Stored data entries
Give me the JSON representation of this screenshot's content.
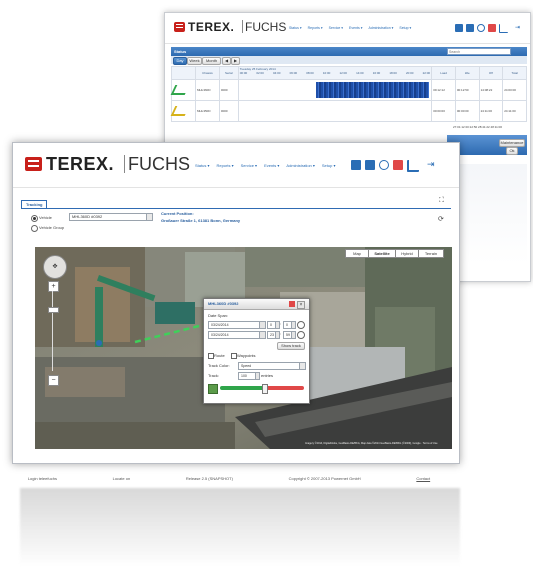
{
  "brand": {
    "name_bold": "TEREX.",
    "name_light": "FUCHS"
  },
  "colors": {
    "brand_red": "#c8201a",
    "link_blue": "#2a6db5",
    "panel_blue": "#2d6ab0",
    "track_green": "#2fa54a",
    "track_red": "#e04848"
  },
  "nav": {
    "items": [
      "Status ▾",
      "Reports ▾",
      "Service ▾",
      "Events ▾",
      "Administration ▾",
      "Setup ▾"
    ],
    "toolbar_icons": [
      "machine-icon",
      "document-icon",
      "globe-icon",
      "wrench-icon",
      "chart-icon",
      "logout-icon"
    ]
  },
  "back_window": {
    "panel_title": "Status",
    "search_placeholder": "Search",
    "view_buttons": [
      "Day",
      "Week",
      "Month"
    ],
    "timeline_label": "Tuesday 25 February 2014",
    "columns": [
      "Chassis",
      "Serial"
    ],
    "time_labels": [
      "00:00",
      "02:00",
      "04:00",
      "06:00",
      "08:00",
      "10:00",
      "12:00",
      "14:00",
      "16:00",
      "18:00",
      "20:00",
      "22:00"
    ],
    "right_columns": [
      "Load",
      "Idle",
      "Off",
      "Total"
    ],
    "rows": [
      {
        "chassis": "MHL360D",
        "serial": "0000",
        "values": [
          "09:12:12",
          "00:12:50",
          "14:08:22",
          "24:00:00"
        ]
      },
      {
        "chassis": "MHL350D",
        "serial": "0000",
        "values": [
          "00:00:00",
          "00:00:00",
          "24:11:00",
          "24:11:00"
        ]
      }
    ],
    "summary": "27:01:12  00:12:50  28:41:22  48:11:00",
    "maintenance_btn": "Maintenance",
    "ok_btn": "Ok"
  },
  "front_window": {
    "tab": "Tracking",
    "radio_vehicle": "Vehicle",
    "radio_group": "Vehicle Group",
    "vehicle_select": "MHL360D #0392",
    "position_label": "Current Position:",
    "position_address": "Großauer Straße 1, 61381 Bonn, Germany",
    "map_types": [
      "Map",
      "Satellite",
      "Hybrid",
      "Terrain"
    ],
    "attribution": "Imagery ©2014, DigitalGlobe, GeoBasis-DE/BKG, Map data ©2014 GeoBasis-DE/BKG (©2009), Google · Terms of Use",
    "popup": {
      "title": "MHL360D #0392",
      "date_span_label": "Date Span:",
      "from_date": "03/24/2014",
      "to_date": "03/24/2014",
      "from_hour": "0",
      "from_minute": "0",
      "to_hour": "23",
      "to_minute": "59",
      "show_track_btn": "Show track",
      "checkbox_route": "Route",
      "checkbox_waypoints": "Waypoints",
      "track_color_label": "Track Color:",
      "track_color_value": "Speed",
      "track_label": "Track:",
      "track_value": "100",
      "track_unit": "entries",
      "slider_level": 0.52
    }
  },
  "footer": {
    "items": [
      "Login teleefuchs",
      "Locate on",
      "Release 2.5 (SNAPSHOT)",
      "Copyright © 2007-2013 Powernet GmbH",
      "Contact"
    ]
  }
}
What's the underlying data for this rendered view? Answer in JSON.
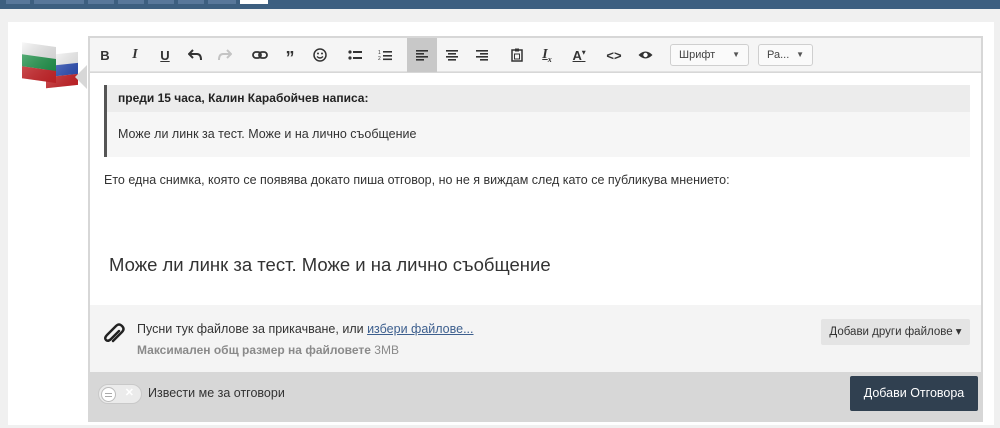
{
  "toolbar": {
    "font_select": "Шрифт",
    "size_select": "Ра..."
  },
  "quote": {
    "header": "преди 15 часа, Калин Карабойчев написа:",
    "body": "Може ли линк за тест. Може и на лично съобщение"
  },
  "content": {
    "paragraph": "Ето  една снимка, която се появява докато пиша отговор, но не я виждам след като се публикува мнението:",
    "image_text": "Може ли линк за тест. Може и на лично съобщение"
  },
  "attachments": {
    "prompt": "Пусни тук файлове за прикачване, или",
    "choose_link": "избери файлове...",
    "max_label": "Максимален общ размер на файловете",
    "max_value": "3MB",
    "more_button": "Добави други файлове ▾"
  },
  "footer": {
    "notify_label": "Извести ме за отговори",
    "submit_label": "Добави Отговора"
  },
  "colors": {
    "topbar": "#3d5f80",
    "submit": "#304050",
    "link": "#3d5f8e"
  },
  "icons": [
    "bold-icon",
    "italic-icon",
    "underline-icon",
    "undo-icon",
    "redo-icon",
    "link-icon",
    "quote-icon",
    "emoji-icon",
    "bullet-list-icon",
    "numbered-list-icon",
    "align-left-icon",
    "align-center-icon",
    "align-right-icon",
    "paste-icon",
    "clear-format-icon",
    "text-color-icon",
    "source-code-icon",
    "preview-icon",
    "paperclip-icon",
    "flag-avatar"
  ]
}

### Your task:
Omit the pictures. Output every record above word for word.

### Final result:
Give me the JSON representation of this screenshot's content.
{
  "brand": {
    "name_bold": "TEREX.",
    "name_light": "FUCHS"
  },
  "colors": {
    "brand_red": "#c8201a",
    "link_blue": "#2a6db5",
    "panel_blue": "#2d6ab0",
    "track_green": "#2fa54a",
    "track_red": "#e04848"
  },
  "nav": {
    "items": [
      "Status ▾",
      "Reports ▾",
      "Service ▾",
      "Events ▾",
      "Administration ▾",
      "Setup ▾"
    ],
    "toolbar_icons": [
      "machine-icon",
      "document-icon",
      "globe-icon",
      "wrench-icon",
      "chart-icon",
      "logout-icon"
    ]
  },
  "back_window": {
    "panel_title": "Status",
    "search_placeholder": "Search",
    "view_buttons": [
      "Day",
      "Week",
      "Month"
    ],
    "timeline_label": "Tuesday 25 February 2014",
    "columns": [
      "Chassis",
      "Serial"
    ],
    "time_labels": [
      "00:00",
      "02:00",
      "04:00",
      "06:00",
      "08:00",
      "10:00",
      "12:00",
      "14:00",
      "16:00",
      "18:00",
      "20:00",
      "22:00"
    ],
    "right_columns": [
      "Load",
      "Idle",
      "Off",
      "Total"
    ],
    "rows": [
      {
        "chassis": "MHL360D",
        "serial": "0000",
        "values": [
          "09:12:12",
          "00:12:50",
          "14:08:22",
          "24:00:00"
        ]
      },
      {
        "chassis": "MHL350D",
        "serial": "0000",
        "values": [
          "00:00:00",
          "00:00:00",
          "24:11:00",
          "24:11:00"
        ]
      }
    ],
    "summary": "27:01:12  00:12:50  28:41:22  48:11:00",
    "maintenance_btn": "Maintenance",
    "ok_btn": "Ok"
  },
  "front_window": {
    "tab": "Tracking",
    "radio_vehicle": "Vehicle",
    "radio_group": "Vehicle Group",
    "vehicle_select": "MHL360D #0392",
    "position_label": "Current Position:",
    "position_address": "Großauer Straße 1, 61381 Bonn, Germany",
    "map_types": [
      "Map",
      "Satellite",
      "Hybrid",
      "Terrain"
    ],
    "attribution": "Imagery ©2014, DigitalGlobe, GeoBasis-DE/BKG, Map data ©2014 GeoBasis-DE/BKG (©2009), Google · Terms of Use",
    "popup": {
      "title": "MHL360D #0392",
      "date_span_label": "Date Span:",
      "from_date": "03/24/2014",
      "to_date": "03/24/2014",
      "from_hour": "0",
      "from_minute": "0",
      "to_hour": "23",
      "to_minute": "59",
      "show_track_btn": "Show track",
      "checkbox_route": "Route",
      "checkbox_waypoints": "Waypoints",
      "track_color_label": "Track Color:",
      "track_color_value": "Speed",
      "track_label": "Track:",
      "track_value": "100",
      "track_unit": "entries",
      "slider_level": 0.52
    }
  },
  "footer": {
    "items": [
      "Login teleefuchs",
      "Locate on",
      "Release 2.5 (SNAPSHOT)",
      "Copyright © 2007-2013 Powernet GmbH",
      "Contact"
    ]
  }
}
What's the underlying data for this rendered view? Answer in JSON.
{
  "toolbar": {
    "font_select": "Шрифт",
    "size_select": "Ра..."
  },
  "quote": {
    "header": "преди 15 часа, Калин Карабойчев написа:",
    "body": "Може ли линк за тест. Може и на лично съобщение"
  },
  "content": {
    "paragraph": "Ето  една снимка, която се появява докато пиша отговор, но не я виждам след като се публикува мнението:",
    "image_text": "Може ли линк за тест. Може и на лично съобщение"
  },
  "attachments": {
    "prompt": "Пусни тук файлове за прикачване, или",
    "choose_link": "избери файлове...",
    "max_label": "Максимален общ размер на файловете",
    "max_value": "3MB",
    "more_button": "Добави други файлове ▾"
  },
  "footer": {
    "notify_label": "Извести ме за отговори",
    "submit_label": "Добави Отговора"
  },
  "colors": {
    "topbar": "#3d5f80",
    "submit": "#304050",
    "link": "#3d5f8e"
  },
  "icons": [
    "bold-icon",
    "italic-icon",
    "underline-icon",
    "undo-icon",
    "redo-icon",
    "link-icon",
    "quote-icon",
    "emoji-icon",
    "bullet-list-icon",
    "numbered-list-icon",
    "align-left-icon",
    "align-center-icon",
    "align-right-icon",
    "paste-icon",
    "clear-format-icon",
    "text-color-icon",
    "source-code-icon",
    "preview-icon",
    "paperclip-icon",
    "flag-avatar"
  ]
}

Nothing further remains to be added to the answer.